[Data items]

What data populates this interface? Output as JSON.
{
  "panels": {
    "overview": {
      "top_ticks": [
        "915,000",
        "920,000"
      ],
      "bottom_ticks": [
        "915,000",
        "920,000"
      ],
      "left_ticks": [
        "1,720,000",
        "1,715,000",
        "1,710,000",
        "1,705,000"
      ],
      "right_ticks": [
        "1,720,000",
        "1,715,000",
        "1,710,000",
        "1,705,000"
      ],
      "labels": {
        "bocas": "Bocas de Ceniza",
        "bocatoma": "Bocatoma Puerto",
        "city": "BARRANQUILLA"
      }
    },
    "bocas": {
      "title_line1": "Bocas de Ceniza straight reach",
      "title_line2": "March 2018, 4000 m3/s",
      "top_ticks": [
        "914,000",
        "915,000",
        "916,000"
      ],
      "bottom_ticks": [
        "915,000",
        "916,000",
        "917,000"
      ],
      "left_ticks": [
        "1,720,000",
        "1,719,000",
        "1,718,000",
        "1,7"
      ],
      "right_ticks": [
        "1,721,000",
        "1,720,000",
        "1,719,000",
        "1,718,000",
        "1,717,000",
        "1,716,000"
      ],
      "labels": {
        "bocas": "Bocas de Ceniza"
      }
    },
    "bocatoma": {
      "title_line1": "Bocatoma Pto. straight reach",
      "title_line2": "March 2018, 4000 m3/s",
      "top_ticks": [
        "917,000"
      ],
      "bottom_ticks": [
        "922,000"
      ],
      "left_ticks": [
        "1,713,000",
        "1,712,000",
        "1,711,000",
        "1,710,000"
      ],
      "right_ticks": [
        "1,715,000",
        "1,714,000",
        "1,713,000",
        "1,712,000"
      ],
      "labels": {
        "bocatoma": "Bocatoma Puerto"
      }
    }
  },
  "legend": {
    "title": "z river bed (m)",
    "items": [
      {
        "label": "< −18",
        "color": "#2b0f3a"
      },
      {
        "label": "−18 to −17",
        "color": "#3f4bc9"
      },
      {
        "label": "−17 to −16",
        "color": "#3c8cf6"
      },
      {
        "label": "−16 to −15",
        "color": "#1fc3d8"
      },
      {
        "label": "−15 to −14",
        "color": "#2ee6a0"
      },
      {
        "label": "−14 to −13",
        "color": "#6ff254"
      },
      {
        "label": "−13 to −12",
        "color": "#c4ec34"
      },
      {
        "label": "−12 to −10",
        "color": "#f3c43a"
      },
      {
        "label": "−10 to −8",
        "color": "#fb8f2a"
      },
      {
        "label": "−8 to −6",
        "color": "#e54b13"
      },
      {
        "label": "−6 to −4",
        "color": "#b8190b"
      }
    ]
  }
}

* Prompt
From the records above, extract every entry verbatim.

* Response to this task
What data populates this interface? Output as JSON.
{
  "panels": {
    "overview": {
      "top_ticks": [
        "915,000",
        "920,000"
      ],
      "bottom_ticks": [
        "915,000",
        "920,000"
      ],
      "left_ticks": [
        "1,720,000",
        "1,715,000",
        "1,710,000",
        "1,705,000"
      ],
      "right_ticks": [
        "1,720,000",
        "1,715,000",
        "1,710,000",
        "1,705,000"
      ],
      "labels": {
        "bocas": "Bocas de Ceniza",
        "bocatoma": "Bocatoma Puerto",
        "city": "BARRANQUILLA"
      }
    },
    "bocas": {
      "title_line1": "Bocas de Ceniza straight reach",
      "title_line2": "March 2018, 4000 m3/s",
      "top_ticks": [
        "914,000",
        "915,000",
        "916,000"
      ],
      "bottom_ticks": [
        "915,000",
        "916,000",
        "917,000"
      ],
      "left_ticks": [
        "1,720,000",
        "1,719,000",
        "1,718,000",
        "1,7"
      ],
      "right_ticks": [
        "1,721,000",
        "1,720,000",
        "1,719,000",
        "1,718,000",
        "1,717,000",
        "1,716,000"
      ],
      "labels": {
        "bocas": "Bocas de Ceniza"
      }
    },
    "bocatoma": {
      "title_line1": "Bocatoma Pto. straight reach",
      "title_line2": "March 2018, 4000 m3/s",
      "top_ticks": [
        "917,000"
      ],
      "bottom_ticks": [
        "922,000"
      ],
      "left_ticks": [
        "1,713,000",
        "1,712,000",
        "1,711,000",
        "1,710,000"
      ],
      "right_ticks": [
        "1,715,000",
        "1,714,000",
        "1,713,000",
        "1,712,000"
      ],
      "labels": {
        "bocatoma": "Bocatoma Puerto"
      }
    }
  },
  "legend": {
    "title": "z river bed (m)",
    "items": [
      {
        "label": "< −18",
        "color": "#2b0f3a"
      },
      {
        "label": "−18 to −17",
        "color": "#3f4bc9"
      },
      {
        "label": "−17 to −16",
        "color": "#3c8cf6"
      },
      {
        "label": "−16 to −15",
        "color": "#1fc3d8"
      },
      {
        "label": "−15 to −14",
        "color": "#2ee6a0"
      },
      {
        "label": "−14 to −13",
        "color": "#6ff254"
      },
      {
        "label": "−13 to −12",
        "color": "#c4ec34"
      },
      {
        "label": "−12 to −10",
        "color": "#f3c43a"
      },
      {
        "label": "−10 to −8",
        "color": "#fb8f2a"
      },
      {
        "label": "−8 to −6",
        "color": "#e54b13"
      },
      {
        "label": "−6 to −4",
        "color": "#b8190b"
      }
    ]
  }
}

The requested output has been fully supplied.